Records contained in a dataset:
★ ★ ★
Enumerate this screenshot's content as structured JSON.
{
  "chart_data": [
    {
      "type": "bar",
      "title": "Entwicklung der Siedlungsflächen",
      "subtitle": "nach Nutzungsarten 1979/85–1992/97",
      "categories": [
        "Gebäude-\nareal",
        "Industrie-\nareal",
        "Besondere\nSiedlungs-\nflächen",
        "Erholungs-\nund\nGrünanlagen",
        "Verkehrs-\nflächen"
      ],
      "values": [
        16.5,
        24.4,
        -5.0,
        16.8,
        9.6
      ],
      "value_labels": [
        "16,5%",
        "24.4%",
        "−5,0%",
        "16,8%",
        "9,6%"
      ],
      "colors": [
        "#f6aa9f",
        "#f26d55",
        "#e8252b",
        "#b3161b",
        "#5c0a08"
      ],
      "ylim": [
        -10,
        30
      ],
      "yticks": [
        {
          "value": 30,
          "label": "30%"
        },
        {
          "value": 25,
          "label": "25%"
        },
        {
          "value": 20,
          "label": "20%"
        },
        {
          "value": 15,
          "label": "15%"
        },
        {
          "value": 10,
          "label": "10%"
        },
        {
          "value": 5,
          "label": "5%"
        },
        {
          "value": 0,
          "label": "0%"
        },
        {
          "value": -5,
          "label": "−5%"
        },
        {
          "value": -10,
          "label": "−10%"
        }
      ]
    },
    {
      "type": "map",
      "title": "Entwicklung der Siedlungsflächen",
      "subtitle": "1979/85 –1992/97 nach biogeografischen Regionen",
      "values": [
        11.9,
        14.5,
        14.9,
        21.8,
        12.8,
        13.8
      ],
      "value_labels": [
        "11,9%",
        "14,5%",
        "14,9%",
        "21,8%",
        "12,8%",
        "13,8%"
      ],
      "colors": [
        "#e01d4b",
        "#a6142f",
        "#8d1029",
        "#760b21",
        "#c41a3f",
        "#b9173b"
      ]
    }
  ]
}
★ ★ ★
The exercise: Copy every record exactly as presented.

Completed exercise:
Enumerate this screenshot's content as structured JSON.
{
  "chart_data": [
    {
      "type": "bar",
      "title": "Entwicklung der Siedlungsflächen",
      "subtitle": "nach Nutzungsarten 1979/85–1992/97",
      "categories": [
        "Gebäude-\nareal",
        "Industrie-\nareal",
        "Besondere\nSiedlungs-\nflächen",
        "Erholungs-\nund\nGrünanlagen",
        "Verkehrs-\nflächen"
      ],
      "values": [
        16.5,
        24.4,
        -5.0,
        16.8,
        9.6
      ],
      "value_labels": [
        "16,5%",
        "24.4%",
        "−5,0%",
        "16,8%",
        "9,6%"
      ],
      "colors": [
        "#f6aa9f",
        "#f26d55",
        "#e8252b",
        "#b3161b",
        "#5c0a08"
      ],
      "ylim": [
        -10,
        30
      ],
      "yticks": [
        {
          "value": 30,
          "label": "30%"
        },
        {
          "value": 25,
          "label": "25%"
        },
        {
          "value": 20,
          "label": "20%"
        },
        {
          "value": 15,
          "label": "15%"
        },
        {
          "value": 10,
          "label": "10%"
        },
        {
          "value": 5,
          "label": "5%"
        },
        {
          "value": 0,
          "label": "0%"
        },
        {
          "value": -5,
          "label": "−5%"
        },
        {
          "value": -10,
          "label": "−10%"
        }
      ]
    },
    {
      "type": "map",
      "title": "Entwicklung der Siedlungsflächen",
      "subtitle": "1979/85 –1992/97 nach biogeografischen Regionen",
      "values": [
        11.9,
        14.5,
        14.9,
        21.8,
        12.8,
        13.8
      ],
      "value_labels": [
        "11,9%",
        "14,5%",
        "14,9%",
        "21,8%",
        "12,8%",
        "13,8%"
      ],
      "colors": [
        "#e01d4b",
        "#a6142f",
        "#8d1029",
        "#760b21",
        "#c41a3f",
        "#b9173b"
      ]
    }
  ]
}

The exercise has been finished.